* [Dataset]:
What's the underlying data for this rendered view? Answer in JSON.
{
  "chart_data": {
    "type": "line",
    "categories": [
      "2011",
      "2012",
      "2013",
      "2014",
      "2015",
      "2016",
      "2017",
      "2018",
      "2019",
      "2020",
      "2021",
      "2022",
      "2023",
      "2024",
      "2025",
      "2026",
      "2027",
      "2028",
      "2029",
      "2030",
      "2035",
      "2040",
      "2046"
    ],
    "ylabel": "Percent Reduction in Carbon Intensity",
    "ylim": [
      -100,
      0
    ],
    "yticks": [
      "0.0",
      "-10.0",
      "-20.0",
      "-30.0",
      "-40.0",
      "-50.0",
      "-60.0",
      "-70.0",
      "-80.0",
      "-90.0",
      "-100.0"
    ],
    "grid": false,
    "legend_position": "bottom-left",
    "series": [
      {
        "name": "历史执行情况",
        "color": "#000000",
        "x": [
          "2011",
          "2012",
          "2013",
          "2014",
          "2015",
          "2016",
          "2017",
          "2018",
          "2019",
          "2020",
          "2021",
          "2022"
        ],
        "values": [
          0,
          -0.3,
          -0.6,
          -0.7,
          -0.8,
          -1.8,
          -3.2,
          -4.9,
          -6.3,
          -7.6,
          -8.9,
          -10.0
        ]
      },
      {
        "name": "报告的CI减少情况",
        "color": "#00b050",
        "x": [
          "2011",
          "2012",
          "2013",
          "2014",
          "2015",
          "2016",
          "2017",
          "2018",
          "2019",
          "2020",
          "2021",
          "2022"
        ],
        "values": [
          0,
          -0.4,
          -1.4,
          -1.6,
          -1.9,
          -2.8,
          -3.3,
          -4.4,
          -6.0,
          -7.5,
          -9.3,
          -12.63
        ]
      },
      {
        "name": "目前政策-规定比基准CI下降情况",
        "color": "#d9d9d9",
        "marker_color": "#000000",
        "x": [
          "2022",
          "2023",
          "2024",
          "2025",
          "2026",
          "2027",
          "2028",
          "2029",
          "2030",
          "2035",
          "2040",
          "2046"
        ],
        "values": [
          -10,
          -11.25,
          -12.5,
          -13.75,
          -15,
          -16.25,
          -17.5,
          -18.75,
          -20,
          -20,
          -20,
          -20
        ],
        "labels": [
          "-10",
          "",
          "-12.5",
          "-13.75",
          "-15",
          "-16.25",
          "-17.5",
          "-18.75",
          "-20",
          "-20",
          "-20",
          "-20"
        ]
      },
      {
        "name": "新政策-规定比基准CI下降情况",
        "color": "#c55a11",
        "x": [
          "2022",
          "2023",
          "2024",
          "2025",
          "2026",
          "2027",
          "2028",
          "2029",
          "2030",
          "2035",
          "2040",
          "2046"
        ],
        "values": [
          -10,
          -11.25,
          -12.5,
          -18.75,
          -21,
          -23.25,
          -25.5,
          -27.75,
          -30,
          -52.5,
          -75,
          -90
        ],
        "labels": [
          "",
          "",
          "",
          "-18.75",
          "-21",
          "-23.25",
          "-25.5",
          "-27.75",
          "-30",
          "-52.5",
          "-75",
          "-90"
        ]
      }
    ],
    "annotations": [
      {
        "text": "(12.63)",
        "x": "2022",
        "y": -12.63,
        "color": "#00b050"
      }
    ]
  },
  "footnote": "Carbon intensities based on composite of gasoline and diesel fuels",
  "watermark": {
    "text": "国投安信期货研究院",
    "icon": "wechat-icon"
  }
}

* [Requirements]: Scan the material above for the string "规定比基准CI下降情况" and report each line where you find it.

* [Result]:
        "name": "目前政策-规定比基准CI下降情况",
        "name": "新政策-规定比基准CI下降情况",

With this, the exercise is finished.